> _Exercise details_:
Restate all of the entries exactly, dropping any pictures they hold.

:::

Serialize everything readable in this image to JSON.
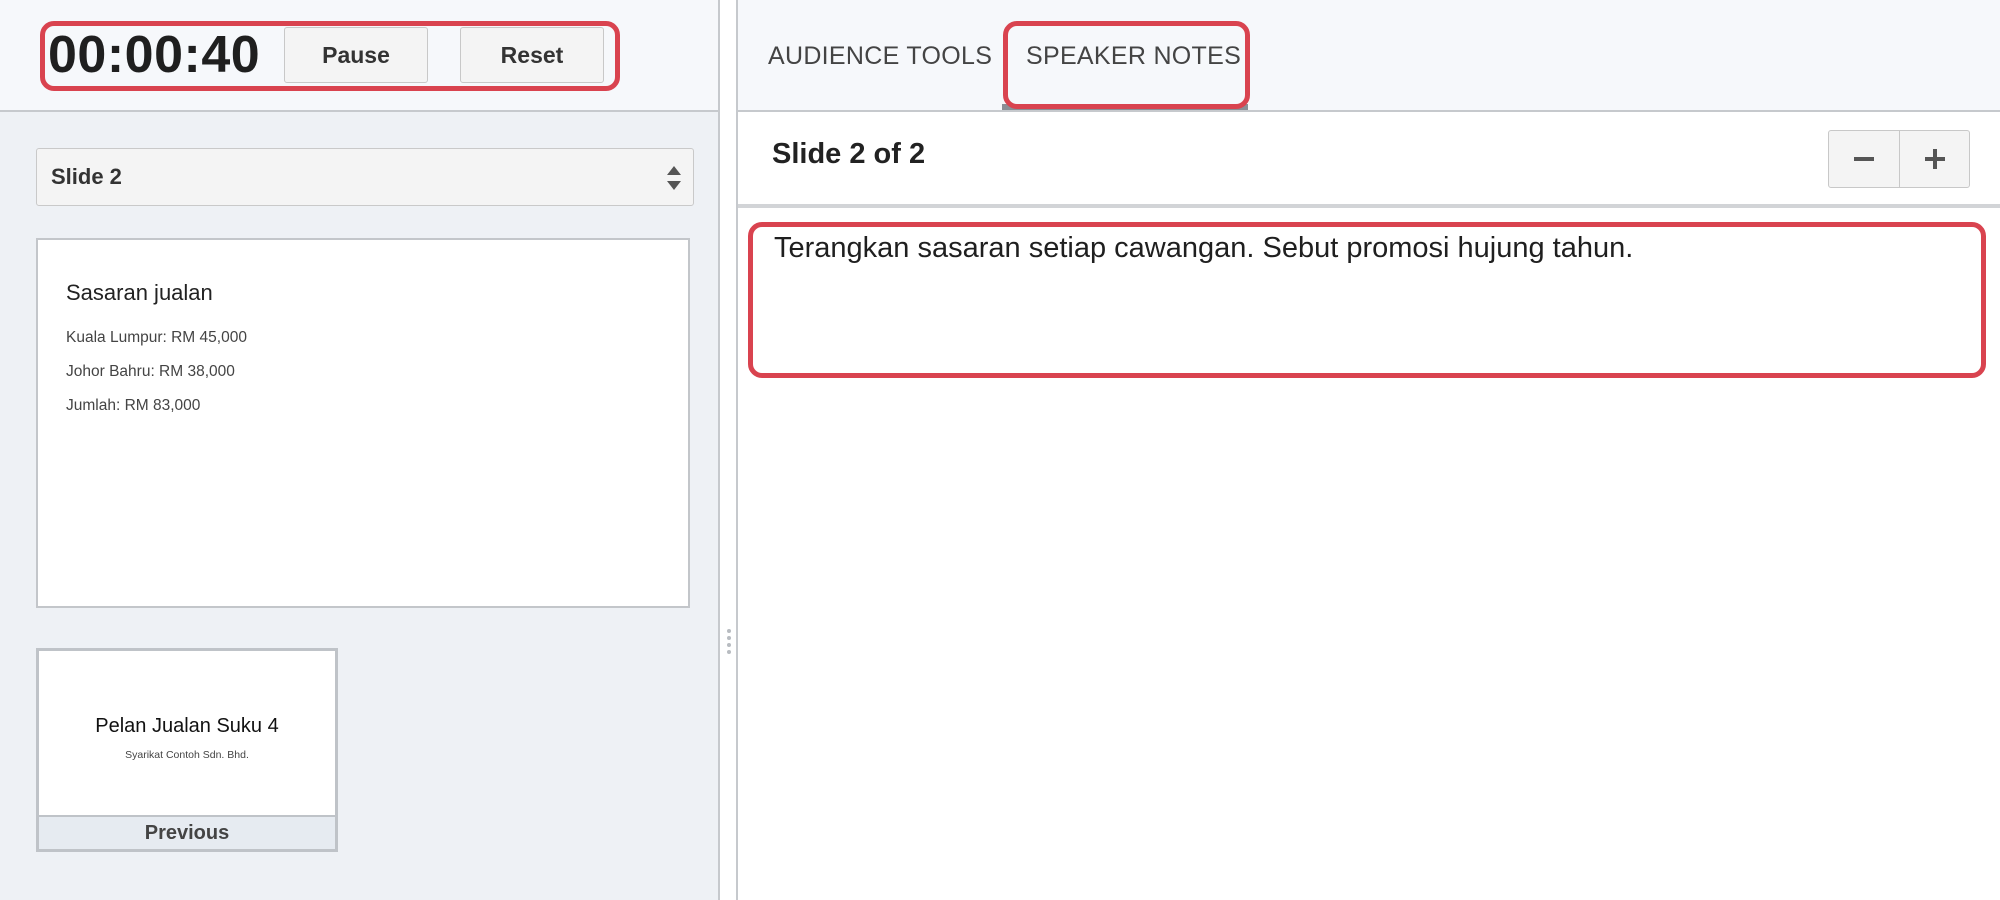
{
  "timer": {
    "elapsed": "00:00:40",
    "pause_label": "Pause",
    "reset_label": "Reset"
  },
  "slide_selector": {
    "selected": "Slide 2"
  },
  "current_slide": {
    "title": "Sasaran jualan",
    "bullets": [
      "Kuala Lumpur: RM 45,000",
      "Johor Bahru: RM 38,000",
      "Jumlah: RM 83,000"
    ]
  },
  "previous_slide": {
    "title": "Pelan Jualan Suku 4",
    "subtitle": "Syarikat Contoh Sdn. Bhd.",
    "label": "Previous"
  },
  "tabs": [
    {
      "label": "AUDIENCE TOOLS",
      "active": false
    },
    {
      "label": "SPEAKER NOTES",
      "active": true
    }
  ],
  "notes": {
    "slide_count": "Slide 2 of 2",
    "text": "Terangkan sasaran setiap cawangan. Sebut promosi hujung tahun."
  },
  "icons": {
    "zoom_out": "minus-icon",
    "zoom_in": "plus-icon",
    "select": "up-down-arrows-icon",
    "resize": "drag-handle-icon"
  },
  "colors": {
    "highlight": "#d9434f",
    "header_bg": "#f6f8fb",
    "pane_bg": "#eef1f5"
  }
}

:::

> _Solution for this task_:
Serialize everything readable in this image to JSON.
{
  "timer": {
    "elapsed": "00:00:40",
    "pause_label": "Pause",
    "reset_label": "Reset"
  },
  "slide_selector": {
    "selected": "Slide 2"
  },
  "current_slide": {
    "title": "Sasaran jualan",
    "bullets": [
      "Kuala Lumpur: RM 45,000",
      "Johor Bahru: RM 38,000",
      "Jumlah: RM 83,000"
    ]
  },
  "previous_slide": {
    "title": "Pelan Jualan Suku 4",
    "subtitle": "Syarikat Contoh Sdn. Bhd.",
    "label": "Previous"
  },
  "tabs": [
    {
      "label": "AUDIENCE TOOLS",
      "active": false
    },
    {
      "label": "SPEAKER NOTES",
      "active": true
    }
  ],
  "notes": {
    "slide_count": "Slide 2 of 2",
    "text": "Terangkan sasaran setiap cawangan. Sebut promosi hujung tahun."
  },
  "icons": {
    "zoom_out": "minus-icon",
    "zoom_in": "plus-icon",
    "select": "up-down-arrows-icon",
    "resize": "drag-handle-icon"
  },
  "colors": {
    "highlight": "#d9434f",
    "header_bg": "#f6f8fb",
    "pane_bg": "#eef1f5"
  }
}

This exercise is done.